◆ Do this:
Give only one thing: the number of lines that include the word "text".

◆ Working data:

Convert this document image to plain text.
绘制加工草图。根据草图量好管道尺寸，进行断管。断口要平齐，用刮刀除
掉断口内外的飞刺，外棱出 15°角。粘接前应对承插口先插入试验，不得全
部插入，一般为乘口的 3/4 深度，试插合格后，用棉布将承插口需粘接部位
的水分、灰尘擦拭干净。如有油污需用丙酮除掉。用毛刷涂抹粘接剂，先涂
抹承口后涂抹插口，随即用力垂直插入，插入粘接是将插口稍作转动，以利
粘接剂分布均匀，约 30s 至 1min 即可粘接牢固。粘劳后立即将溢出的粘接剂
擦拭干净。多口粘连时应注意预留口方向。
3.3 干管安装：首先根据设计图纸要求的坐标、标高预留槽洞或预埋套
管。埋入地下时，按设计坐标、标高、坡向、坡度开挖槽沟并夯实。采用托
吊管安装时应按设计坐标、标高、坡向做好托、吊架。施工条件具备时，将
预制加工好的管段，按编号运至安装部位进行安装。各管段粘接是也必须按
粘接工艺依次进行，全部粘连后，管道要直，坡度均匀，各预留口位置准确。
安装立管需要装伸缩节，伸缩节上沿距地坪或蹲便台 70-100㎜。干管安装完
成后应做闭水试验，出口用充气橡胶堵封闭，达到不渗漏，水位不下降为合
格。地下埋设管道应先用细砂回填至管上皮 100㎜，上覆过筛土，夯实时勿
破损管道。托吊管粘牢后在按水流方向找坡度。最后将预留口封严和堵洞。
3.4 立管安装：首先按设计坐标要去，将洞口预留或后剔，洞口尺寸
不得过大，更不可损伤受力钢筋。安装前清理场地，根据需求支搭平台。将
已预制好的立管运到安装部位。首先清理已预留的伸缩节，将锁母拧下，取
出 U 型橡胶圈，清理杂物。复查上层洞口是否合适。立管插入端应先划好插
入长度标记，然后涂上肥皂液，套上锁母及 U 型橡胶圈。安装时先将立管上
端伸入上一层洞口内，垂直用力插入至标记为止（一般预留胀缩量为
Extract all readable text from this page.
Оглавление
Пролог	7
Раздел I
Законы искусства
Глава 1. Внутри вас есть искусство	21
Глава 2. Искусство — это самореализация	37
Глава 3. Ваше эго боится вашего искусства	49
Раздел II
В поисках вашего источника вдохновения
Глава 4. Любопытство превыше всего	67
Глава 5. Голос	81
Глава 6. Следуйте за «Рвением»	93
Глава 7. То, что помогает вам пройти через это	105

◆ Solution:
2